▶ EXERCISE DETAILS:
The records below are split into lines. How many of those lines contain the string "研究方向"? Reply with the number only.

## Start EXERCISE MATERIAL

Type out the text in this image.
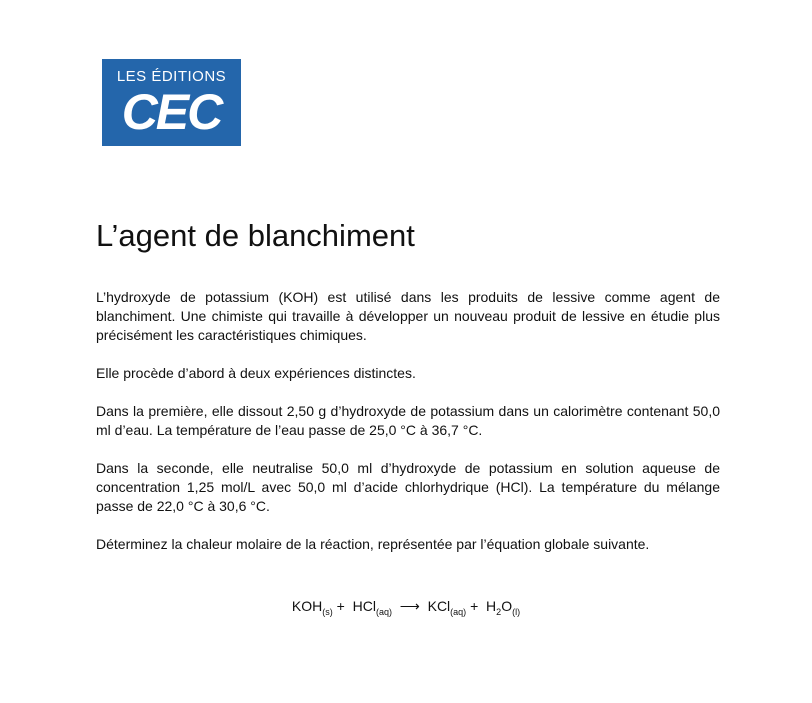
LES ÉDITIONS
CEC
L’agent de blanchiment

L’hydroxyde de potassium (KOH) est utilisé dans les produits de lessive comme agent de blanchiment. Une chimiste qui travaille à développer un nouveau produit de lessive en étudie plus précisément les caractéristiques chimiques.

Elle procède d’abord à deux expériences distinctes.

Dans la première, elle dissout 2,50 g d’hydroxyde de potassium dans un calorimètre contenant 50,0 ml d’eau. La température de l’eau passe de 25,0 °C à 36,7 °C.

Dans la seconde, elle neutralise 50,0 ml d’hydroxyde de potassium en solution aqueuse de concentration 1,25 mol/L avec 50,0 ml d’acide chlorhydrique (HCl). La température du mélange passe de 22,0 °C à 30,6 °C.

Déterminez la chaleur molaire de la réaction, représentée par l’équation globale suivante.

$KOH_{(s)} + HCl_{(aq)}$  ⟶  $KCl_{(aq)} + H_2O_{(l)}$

## End EXERCISE MATERIAL
## Start EXERCISE MATERIAL

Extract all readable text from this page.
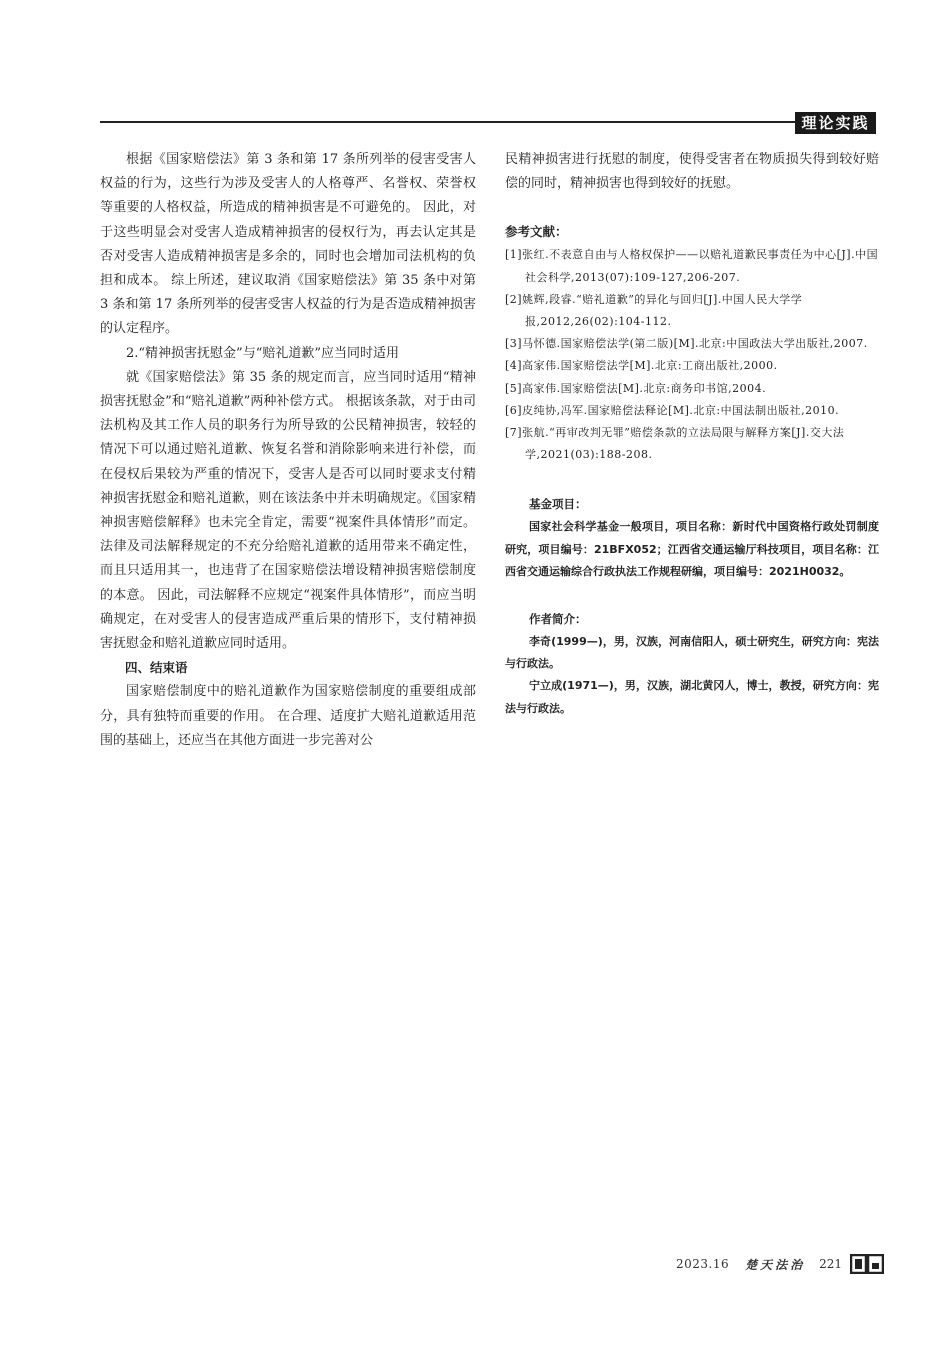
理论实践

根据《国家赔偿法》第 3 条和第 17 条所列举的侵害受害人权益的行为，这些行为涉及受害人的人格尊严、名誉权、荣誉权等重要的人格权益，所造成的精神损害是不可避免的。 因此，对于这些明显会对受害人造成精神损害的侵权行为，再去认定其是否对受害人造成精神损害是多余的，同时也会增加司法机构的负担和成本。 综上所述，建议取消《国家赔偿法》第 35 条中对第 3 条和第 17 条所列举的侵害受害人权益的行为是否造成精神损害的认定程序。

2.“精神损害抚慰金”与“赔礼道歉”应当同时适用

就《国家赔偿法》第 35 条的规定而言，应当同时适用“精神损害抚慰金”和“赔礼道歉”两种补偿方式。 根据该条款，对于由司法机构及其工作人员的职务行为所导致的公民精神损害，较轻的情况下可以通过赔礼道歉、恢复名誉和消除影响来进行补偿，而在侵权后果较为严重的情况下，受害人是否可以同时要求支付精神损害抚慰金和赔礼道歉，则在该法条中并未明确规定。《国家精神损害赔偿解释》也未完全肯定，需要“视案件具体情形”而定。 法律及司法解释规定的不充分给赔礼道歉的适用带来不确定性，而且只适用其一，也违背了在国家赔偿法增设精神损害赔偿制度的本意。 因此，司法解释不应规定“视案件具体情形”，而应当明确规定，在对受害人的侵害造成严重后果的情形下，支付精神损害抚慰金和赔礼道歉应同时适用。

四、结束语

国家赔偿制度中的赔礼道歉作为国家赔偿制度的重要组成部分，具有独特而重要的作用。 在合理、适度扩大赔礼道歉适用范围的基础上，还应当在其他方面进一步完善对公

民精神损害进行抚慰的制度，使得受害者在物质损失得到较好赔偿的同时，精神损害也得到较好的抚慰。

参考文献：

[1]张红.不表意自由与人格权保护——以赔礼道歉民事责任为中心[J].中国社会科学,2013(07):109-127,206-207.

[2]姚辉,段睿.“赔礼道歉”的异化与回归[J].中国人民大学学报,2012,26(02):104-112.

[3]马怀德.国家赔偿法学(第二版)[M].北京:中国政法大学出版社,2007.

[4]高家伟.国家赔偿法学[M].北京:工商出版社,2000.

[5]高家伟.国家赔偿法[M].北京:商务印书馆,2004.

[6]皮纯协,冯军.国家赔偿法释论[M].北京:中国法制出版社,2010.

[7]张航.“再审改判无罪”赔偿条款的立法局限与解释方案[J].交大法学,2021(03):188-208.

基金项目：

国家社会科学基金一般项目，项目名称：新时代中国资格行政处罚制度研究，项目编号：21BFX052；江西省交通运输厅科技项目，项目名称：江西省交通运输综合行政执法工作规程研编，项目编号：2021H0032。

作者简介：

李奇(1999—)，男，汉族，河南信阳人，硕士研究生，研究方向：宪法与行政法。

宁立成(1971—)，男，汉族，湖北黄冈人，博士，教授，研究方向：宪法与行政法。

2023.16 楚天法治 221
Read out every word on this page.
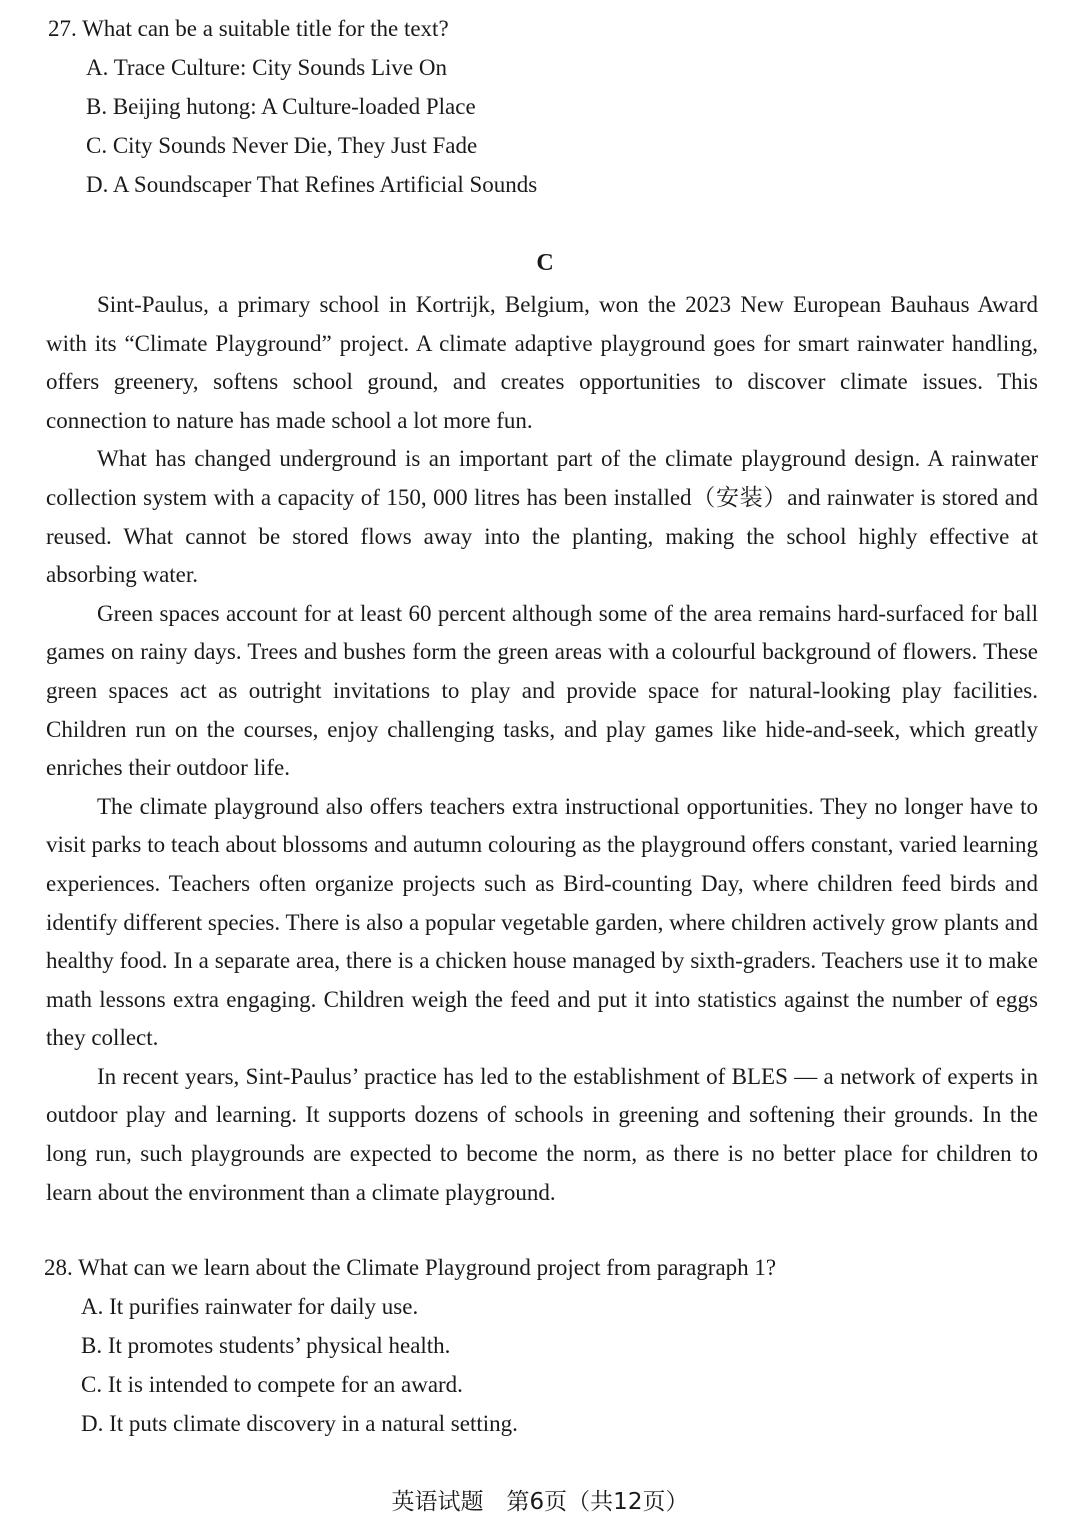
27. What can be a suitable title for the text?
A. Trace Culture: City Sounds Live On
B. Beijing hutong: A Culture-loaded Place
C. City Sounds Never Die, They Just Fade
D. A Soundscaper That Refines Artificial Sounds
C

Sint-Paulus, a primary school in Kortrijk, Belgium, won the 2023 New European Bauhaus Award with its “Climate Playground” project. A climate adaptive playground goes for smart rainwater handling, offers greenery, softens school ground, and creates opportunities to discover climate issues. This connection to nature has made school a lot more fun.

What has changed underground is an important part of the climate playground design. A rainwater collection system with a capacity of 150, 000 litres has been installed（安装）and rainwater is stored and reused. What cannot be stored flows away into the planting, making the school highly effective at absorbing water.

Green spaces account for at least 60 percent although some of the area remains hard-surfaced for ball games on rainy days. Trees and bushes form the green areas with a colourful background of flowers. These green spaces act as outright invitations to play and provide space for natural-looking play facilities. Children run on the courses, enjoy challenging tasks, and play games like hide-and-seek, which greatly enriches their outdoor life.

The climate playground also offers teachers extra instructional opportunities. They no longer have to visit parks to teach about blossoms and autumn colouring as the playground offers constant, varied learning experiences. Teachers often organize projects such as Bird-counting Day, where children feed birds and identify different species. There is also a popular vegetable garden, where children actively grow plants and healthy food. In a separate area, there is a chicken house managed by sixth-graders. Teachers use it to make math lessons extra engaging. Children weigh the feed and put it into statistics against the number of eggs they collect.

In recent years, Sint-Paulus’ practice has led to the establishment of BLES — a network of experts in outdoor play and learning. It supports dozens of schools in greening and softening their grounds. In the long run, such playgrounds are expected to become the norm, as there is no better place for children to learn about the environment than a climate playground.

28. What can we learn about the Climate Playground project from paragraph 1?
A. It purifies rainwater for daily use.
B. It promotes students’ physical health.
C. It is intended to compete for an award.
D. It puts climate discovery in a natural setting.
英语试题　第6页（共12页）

## End EXERCISE MATERIAL

▶ EXERCISE OUTPUT:
2